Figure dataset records
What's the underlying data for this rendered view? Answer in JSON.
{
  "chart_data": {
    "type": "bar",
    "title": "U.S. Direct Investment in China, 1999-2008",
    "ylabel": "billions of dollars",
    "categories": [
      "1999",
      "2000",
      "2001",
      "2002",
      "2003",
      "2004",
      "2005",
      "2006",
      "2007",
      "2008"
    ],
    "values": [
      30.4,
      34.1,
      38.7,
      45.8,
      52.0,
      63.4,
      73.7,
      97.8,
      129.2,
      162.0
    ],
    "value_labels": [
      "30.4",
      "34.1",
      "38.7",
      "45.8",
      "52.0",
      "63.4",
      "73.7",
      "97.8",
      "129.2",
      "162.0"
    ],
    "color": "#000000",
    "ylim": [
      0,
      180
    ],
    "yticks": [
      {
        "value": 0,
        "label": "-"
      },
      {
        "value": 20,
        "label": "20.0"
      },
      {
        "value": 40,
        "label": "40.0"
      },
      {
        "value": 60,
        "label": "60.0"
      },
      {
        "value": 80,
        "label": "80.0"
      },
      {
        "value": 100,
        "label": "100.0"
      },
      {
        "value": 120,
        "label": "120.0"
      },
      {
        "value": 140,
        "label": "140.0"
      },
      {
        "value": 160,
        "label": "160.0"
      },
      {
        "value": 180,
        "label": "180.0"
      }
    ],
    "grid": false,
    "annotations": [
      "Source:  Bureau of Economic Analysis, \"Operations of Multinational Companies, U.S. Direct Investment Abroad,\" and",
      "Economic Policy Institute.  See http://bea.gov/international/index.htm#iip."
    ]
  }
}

Written task
Return every entry verbatim.

Result of this exercise
What's the underlying data for this rendered view? Answer in JSON.
{
  "chart_data": {
    "type": "bar",
    "title": "U.S. Direct Investment in China, 1999-2008",
    "ylabel": "billions of dollars",
    "categories": [
      "1999",
      "2000",
      "2001",
      "2002",
      "2003",
      "2004",
      "2005",
      "2006",
      "2007",
      "2008"
    ],
    "values": [
      30.4,
      34.1,
      38.7,
      45.8,
      52.0,
      63.4,
      73.7,
      97.8,
      129.2,
      162.0
    ],
    "value_labels": [
      "30.4",
      "34.1",
      "38.7",
      "45.8",
      "52.0",
      "63.4",
      "73.7",
      "97.8",
      "129.2",
      "162.0"
    ],
    "color": "#000000",
    "ylim": [
      0,
      180
    ],
    "yticks": [
      {
        "value": 0,
        "label": "-"
      },
      {
        "value": 20,
        "label": "20.0"
      },
      {
        "value": 40,
        "label": "40.0"
      },
      {
        "value": 60,
        "label": "60.0"
      },
      {
        "value": 80,
        "label": "80.0"
      },
      {
        "value": 100,
        "label": "100.0"
      },
      {
        "value": 120,
        "label": "120.0"
      },
      {
        "value": 140,
        "label": "140.0"
      },
      {
        "value": 160,
        "label": "160.0"
      },
      {
        "value": 180,
        "label": "180.0"
      }
    ],
    "grid": false,
    "annotations": [
      "Source:  Bureau of Economic Analysis, \"Operations of Multinational Companies, U.S. Direct Investment Abroad,\" and",
      "Economic Policy Institute.  See http://bea.gov/international/index.htm#iip."
    ]
  }
}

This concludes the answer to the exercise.